SUPPLIED TEXT.
Baseball: New Rules, New Stars, New Songs
A Curmudgeon ColumnPhoto of the Baseball Project by Chris Sikich, courtesy of Sacks & Co. From left: Peter Buck, Linda Pitmon, Scott McCaughey, Mike Mills and Steve Wynn Music Features The Baseball Project
Baseball seemed to reinvent itself in 2023. There were new rules, new stars, new teams on top and new teams on the bottom. And there were new songs, thanks to Grand Salami Time!, a new album from the Baseball Project.
Baseball inspires more and better songs than any other sport, but just as the game needs a new crop of rookies, it also needs a new crop of tunes each season. This year has yielded such remarkable rookies as the Arizona Diamondbacks’ Corbin Carroll, the Baltimore Orioles’ Gunnar Henderson, the Cincinnati Reds’ Elly de la Cruz and the Texas Rangers’ Josh Jung. Not surprisingly, those four teams find themselves in contention for the playoffs after long droughts as bottom feeders. Meanwhile, perennial contenders such as the New York Yankees, New York Mets and St. Louis Cardinals find themselves looking up from the bottom of the standings.
The season has also produced such smart songs as “The Yips,” “Journeyman,” “The All or Nothings,” all from Grand Salami Time! This is the fourth album of all-original baseball songs from the Baseball Project, but the first in nine years. The group sprang from a shared passion for baseball by Scott McCaughey and Steve Wynn; McCaughey recruited his R.E.M. tourmates Peter Buck and Mike Mills; Wynn brought along his drummer Linda Pitmon. Original R.E.M. producer Mitch Easter produced this new album from the manager’s corner of the dugout.
“More than any other team sport,” Wynn says, “baseball is a game that highlights individual achievement. Put a great player on a crappy football, basketball or soccer team, and he’s gonna have trouble. But when you’re in the batter’s box or on the pitcher’s mound, it is mano a mano; it’s High Noon; it’s Frazier vs. Ali. I mean, that Trout vs. Ohtani moment that ended the World Baseball Classic last March could be an entire movie right there.”
“I think the slower pace of baseball attracts the artist, slacker and dreamer,” adds McCaughey. “It’s almost like it can be appreciated by fans who don’t necessarily worship sports per se. There’s a pastoral angle that you don’t get in the frenzy of some of the faster sports.”

INFORMATION SHOWN.
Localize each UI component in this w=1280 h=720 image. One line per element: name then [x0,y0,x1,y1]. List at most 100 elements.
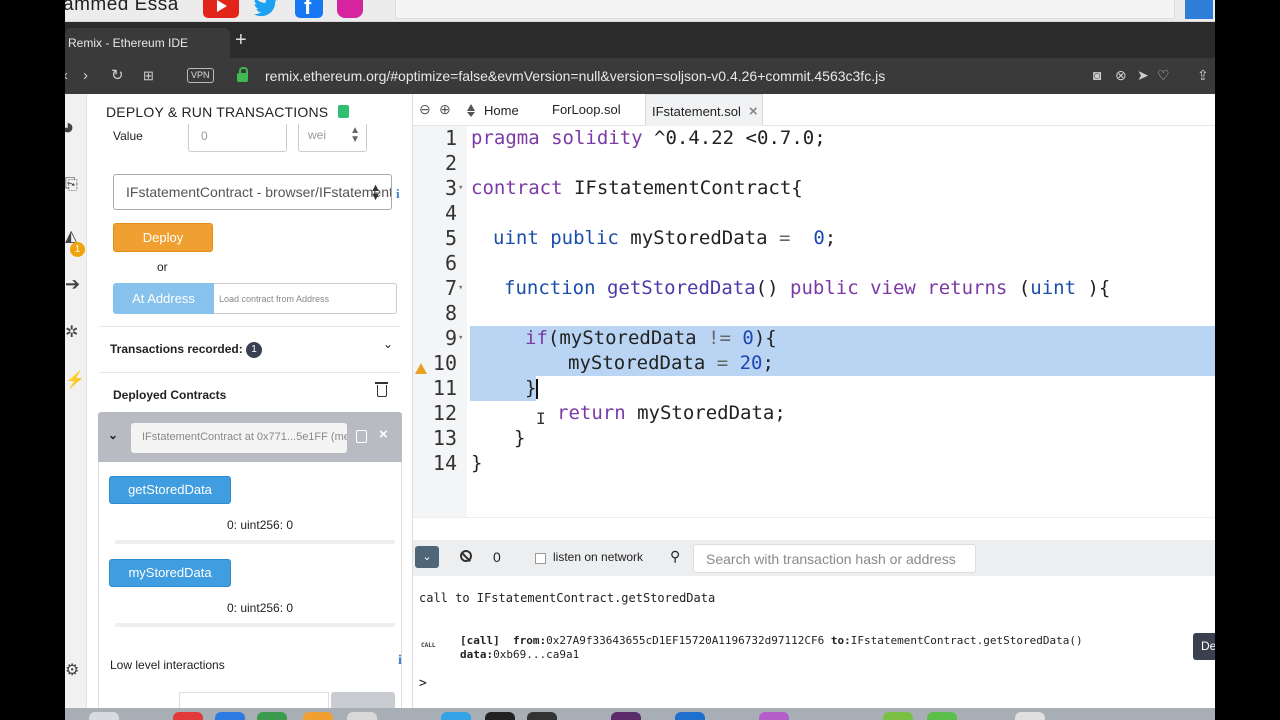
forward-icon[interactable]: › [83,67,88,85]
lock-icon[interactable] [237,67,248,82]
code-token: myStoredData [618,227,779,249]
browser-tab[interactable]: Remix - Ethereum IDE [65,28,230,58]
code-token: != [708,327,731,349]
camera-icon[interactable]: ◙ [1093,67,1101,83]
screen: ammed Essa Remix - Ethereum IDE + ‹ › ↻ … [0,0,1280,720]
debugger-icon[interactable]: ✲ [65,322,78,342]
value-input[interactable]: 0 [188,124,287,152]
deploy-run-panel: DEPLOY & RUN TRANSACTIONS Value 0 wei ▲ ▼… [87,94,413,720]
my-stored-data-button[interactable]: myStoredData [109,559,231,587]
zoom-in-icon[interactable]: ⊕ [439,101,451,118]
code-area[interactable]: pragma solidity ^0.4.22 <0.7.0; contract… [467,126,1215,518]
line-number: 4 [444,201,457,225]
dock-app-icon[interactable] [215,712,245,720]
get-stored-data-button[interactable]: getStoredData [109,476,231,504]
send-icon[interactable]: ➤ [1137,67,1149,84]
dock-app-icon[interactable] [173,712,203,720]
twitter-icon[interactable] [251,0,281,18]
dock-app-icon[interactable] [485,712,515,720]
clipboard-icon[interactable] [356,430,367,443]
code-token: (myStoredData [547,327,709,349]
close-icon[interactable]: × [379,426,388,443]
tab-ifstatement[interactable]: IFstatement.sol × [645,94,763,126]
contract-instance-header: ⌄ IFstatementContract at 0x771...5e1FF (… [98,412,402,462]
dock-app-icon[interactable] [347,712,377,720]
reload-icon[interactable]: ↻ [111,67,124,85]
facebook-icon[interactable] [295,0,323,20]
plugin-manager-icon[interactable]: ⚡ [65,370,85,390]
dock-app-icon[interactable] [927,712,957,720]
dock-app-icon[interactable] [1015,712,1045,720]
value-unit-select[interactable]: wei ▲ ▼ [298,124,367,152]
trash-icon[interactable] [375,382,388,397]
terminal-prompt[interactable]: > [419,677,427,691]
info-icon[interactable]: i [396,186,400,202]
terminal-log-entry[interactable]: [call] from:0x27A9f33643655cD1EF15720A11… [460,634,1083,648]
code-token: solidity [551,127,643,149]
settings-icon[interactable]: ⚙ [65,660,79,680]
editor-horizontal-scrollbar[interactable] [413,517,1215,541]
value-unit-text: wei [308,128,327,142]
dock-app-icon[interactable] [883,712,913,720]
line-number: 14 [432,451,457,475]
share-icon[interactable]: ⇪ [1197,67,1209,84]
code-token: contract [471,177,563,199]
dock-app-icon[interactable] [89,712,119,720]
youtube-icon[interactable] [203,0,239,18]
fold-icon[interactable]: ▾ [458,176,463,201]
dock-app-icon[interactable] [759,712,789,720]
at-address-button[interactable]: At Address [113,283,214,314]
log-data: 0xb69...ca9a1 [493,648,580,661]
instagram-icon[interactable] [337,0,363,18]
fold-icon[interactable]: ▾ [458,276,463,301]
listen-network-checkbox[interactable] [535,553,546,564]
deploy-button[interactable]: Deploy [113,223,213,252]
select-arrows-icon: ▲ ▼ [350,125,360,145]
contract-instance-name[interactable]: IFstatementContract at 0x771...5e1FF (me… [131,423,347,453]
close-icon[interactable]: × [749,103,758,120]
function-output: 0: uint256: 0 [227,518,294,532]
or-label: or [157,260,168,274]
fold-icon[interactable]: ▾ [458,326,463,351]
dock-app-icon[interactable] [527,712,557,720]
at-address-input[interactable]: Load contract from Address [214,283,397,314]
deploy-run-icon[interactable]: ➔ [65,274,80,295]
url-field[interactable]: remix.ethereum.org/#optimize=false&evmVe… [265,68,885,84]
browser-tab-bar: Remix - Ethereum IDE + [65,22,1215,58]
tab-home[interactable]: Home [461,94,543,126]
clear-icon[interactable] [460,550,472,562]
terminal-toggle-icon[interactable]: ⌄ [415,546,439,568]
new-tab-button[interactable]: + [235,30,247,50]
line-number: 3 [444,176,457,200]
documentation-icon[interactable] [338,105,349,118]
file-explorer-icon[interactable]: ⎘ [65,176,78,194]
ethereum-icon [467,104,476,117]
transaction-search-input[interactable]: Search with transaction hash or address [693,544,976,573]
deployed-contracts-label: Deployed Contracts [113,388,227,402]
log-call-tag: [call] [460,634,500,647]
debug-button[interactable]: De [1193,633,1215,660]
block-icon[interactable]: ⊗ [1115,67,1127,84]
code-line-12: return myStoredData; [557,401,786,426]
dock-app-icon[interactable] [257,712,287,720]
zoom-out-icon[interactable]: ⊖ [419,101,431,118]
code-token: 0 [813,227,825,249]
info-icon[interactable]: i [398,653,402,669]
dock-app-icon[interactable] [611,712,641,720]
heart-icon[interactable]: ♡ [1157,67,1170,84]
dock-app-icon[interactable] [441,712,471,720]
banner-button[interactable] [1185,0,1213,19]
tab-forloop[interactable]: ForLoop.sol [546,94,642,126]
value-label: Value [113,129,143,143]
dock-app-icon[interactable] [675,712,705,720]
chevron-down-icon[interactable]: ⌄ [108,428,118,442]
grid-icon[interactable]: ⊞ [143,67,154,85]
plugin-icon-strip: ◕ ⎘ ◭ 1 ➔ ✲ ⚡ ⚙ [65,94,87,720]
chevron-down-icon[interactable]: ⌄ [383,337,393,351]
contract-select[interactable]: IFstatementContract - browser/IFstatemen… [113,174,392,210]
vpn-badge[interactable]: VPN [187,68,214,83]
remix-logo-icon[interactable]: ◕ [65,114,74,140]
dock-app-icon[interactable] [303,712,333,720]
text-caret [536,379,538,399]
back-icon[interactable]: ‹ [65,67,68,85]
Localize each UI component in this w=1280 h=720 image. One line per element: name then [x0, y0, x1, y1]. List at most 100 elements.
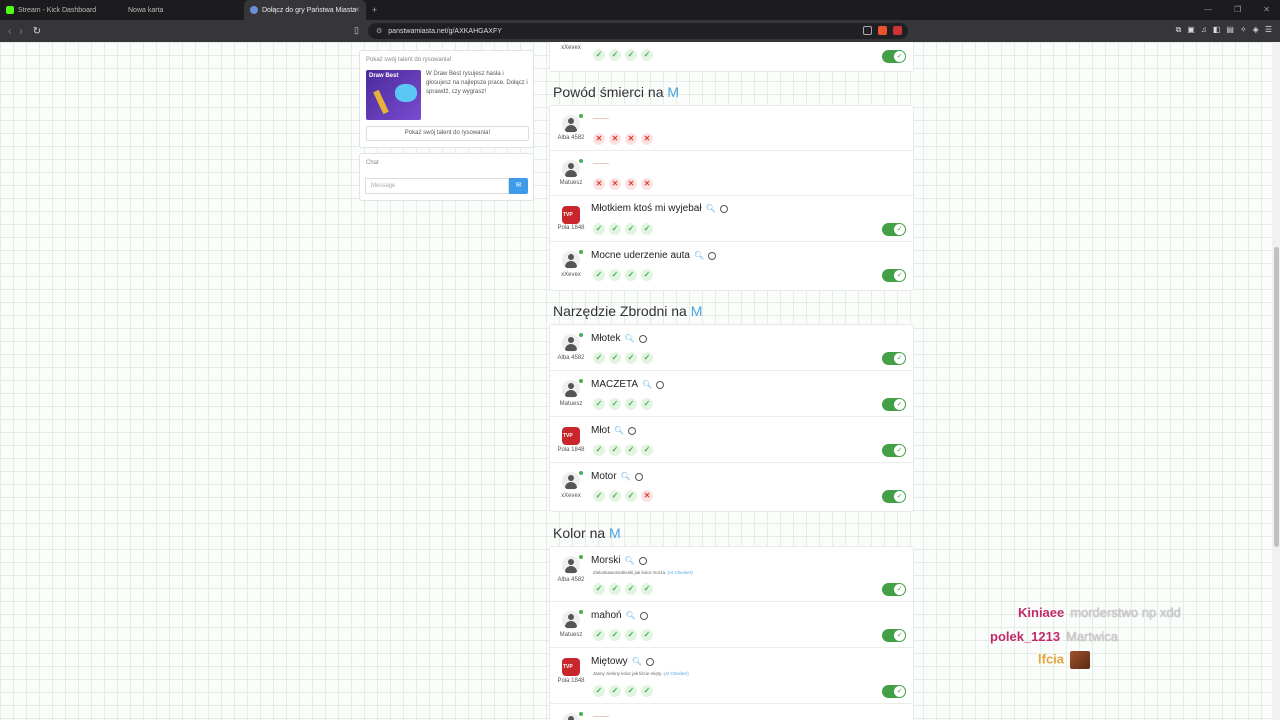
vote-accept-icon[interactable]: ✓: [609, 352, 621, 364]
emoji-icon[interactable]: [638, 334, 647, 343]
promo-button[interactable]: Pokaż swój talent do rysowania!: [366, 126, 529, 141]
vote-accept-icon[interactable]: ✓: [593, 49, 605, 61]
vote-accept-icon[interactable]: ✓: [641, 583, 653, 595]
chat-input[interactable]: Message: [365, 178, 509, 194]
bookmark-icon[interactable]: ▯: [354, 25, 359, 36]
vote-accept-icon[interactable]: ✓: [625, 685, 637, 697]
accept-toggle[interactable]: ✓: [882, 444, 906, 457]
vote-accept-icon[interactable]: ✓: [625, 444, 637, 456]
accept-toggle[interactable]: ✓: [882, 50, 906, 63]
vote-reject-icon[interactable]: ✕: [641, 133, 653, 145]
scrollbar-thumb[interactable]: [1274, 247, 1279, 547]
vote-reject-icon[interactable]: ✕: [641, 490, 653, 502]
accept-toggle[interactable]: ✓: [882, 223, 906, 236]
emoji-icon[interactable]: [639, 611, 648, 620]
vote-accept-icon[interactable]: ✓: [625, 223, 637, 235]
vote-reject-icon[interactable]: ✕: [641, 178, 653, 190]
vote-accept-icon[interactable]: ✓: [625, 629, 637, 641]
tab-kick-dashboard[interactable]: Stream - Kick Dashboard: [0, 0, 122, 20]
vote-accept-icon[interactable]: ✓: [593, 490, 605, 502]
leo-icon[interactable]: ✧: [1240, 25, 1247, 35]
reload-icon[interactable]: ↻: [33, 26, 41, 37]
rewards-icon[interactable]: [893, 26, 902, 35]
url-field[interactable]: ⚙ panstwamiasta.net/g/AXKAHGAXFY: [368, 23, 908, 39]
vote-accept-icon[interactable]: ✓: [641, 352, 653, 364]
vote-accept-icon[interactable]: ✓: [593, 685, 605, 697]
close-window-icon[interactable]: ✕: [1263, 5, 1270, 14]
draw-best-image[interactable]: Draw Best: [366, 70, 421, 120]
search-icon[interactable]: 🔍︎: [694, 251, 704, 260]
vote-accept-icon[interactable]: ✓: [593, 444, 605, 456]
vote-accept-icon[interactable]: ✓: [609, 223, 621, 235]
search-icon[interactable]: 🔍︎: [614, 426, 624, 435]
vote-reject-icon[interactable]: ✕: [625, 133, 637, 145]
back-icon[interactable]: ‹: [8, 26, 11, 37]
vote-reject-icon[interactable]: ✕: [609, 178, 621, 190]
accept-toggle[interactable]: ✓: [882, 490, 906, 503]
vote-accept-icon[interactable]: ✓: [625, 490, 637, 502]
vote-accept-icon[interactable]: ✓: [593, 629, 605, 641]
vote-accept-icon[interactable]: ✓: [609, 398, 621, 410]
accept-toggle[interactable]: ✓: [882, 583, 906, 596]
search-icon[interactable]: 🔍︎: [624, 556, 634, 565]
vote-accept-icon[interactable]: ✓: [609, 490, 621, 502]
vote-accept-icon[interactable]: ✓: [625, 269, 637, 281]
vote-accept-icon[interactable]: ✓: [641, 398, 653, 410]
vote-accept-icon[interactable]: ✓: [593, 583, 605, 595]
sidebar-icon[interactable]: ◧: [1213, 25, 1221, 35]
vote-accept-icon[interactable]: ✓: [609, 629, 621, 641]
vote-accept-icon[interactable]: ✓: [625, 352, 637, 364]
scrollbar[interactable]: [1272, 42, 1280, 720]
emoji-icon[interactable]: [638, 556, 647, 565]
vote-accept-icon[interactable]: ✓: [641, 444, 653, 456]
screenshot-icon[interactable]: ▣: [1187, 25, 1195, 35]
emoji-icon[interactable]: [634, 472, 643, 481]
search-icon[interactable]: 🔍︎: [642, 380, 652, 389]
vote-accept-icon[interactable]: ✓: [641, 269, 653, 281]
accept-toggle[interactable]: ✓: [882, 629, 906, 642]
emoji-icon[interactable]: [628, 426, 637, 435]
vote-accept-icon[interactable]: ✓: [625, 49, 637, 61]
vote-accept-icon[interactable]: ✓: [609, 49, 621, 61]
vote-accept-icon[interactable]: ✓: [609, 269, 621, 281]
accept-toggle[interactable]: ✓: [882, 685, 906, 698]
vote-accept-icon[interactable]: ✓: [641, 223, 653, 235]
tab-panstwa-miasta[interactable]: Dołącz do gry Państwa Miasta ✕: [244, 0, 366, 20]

TASK INSTRUCTIONS. Carry on the column about the Baseball Project and its new album from the point where it stops. The listing has no connection to the column on the Baseball Project.

EXERCISE RESULT.
Wynn and McCaughey aren’t the only ones creating cool baseball songs in the 21st century. Folk-punk singer/songwriter Dan Bern released Doubleheader, a terrific compilation of his own baseball songs, in 2012, and he continues to pen new ones for The Tony Kornheiser Show on Apple Podcasts. Such Bern numbers as “The Golden Voice of Vince Scully,” “Sunday Never Comes” and “Seven Miles an Hour” are gems of the genre.
“The pace of the game lends itself to literary activity,” says Bern. “You can watch a game and have these moments of respite to reflect on what’s happening. Even before there were baseball songs, there were baseball stories by Ring Lardner and the like. If I go to a baseball game, I’m more likely to come back with a song than if I go to a football game or a basketball game. The pauses are built in.”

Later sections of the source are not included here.